■ The problem
Copy everything in the data below exactly except the pictures.
--
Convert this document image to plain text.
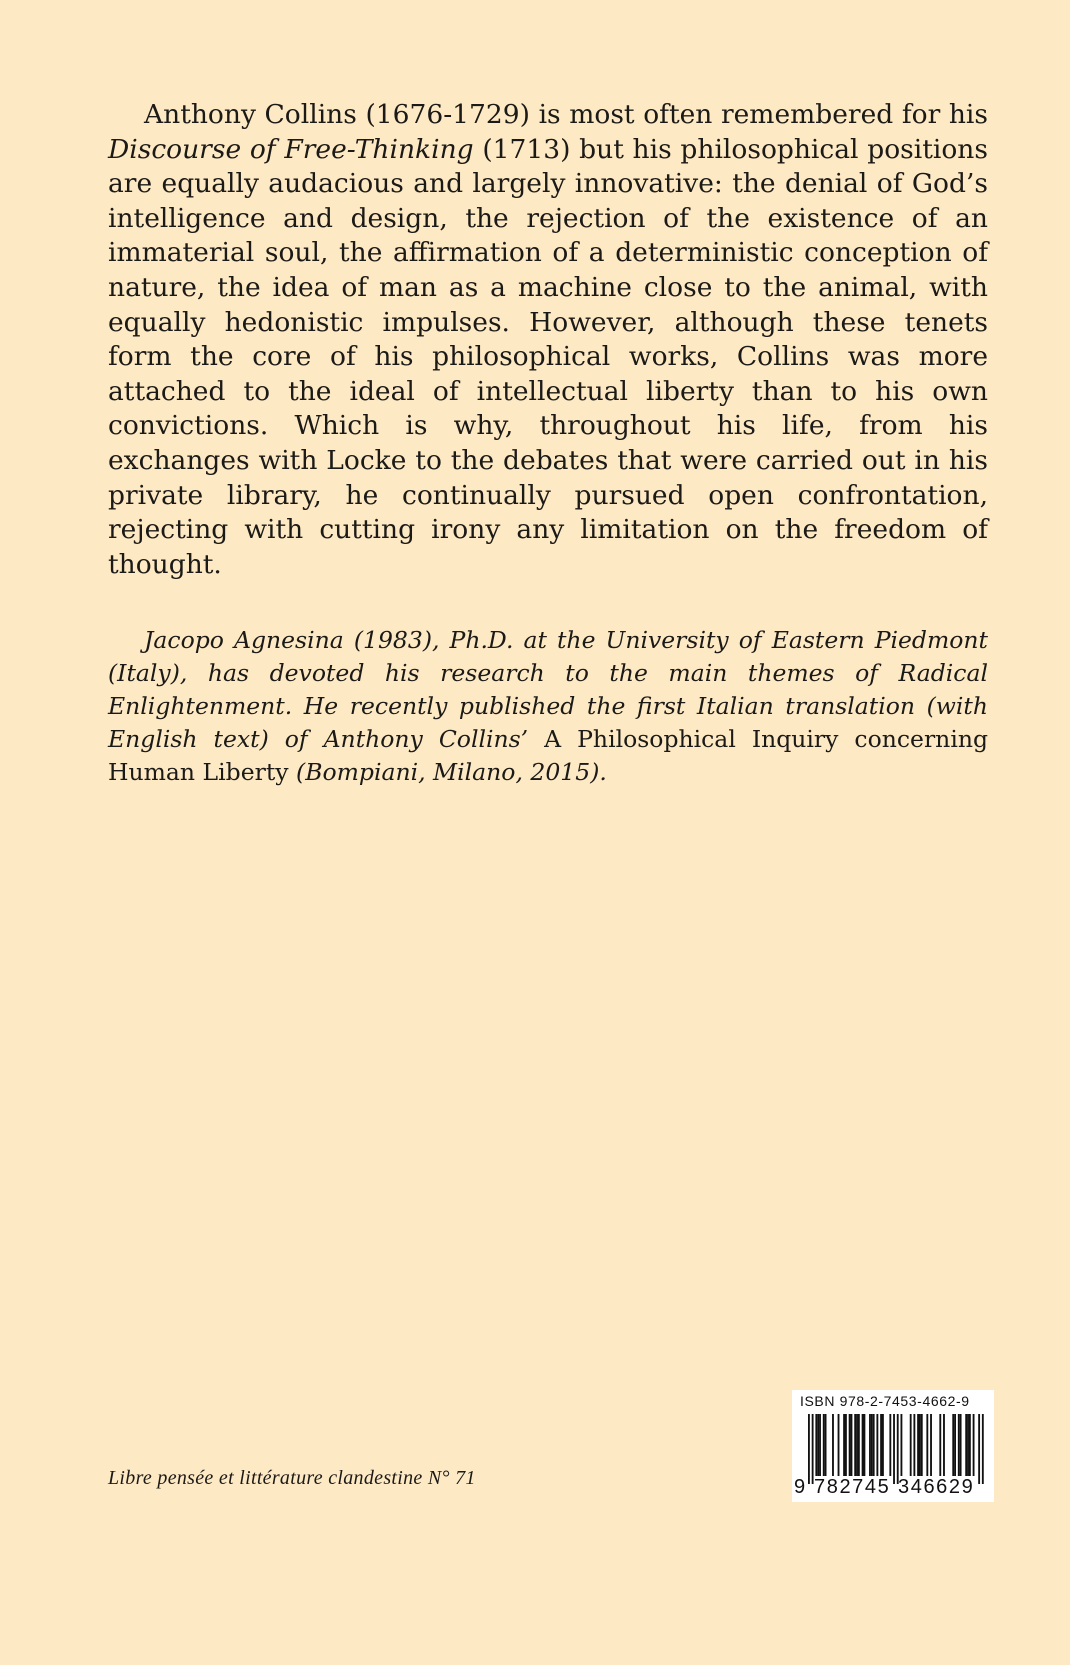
Anthony Collins (1676-1729) is most often remembered for his Discourse of Free-Thinking (1713) but his philosophical positions are equally audacious and largely innovative: the denial of God’s intelligence and design, the rejection of the existence of an immaterial soul, the affirmation of a deterministic conception of nature, the idea of man as a machine close to the animal, with equally hedonistic impulses. However, although these tenets form the core of his philosophical works, Collins was more attached to the ideal of intellectual liberty than to his own convictions. Which is why, throughout his life, from his exchanges with Locke to the debates that were carried out in his private library, he continually pursued open confrontation, rejecting with cutting irony any limitation on the freedom of thought.

Jacopo Agnesina (1983), Ph.D. at the University of Eastern Piedmont (Italy), has devoted his research to the main themes of Radical Enlightenment. He recently published the first Italian translation (with English text) of Anthony Collins’ A Philosophical Inquiry concerning Human Liberty (Bompiani, Milano, 2015).

Libre pensée et littérature clandestine N° 71
ISBN 978-2-7453-4662-9
9 782745 346629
--
■ Result below
Convert this document image to plain text.
Anthony Collins (1676-1729) is most often remembered for his Discourse of Free-Thinking (1713) but his philosophical positions are equally audacious and largely innovative: the denial of God’s intelligence and design, the rejection of the existence of an immaterial soul, the affirmation of a deterministic conception of nature, the idea of man as a machine close to the animal, with equally hedonistic impulses. However, although these tenets form the core of his philosophical works, Collins was more attached to the ideal of intellectual liberty than to his own convictions. Which is why, throughout his life, from his exchanges with Locke to the debates that were carried out in his private library, he continually pursued open confrontation, rejecting with cutting irony any limitation on the freedom of thought.

Jacopo Agnesina (1983), Ph.D. at the University of Eastern Piedmont (Italy), has devoted his research to the main themes of Radical Enlightenment. He recently published the first Italian translation (with English text) of Anthony Collins’ A Philosophical Inquiry concerning Human Liberty (Bompiani, Milano, 2015).

Libre pensée et littérature clandestine N° 71
ISBN 978-2-7453-4662-9
9 782745 346629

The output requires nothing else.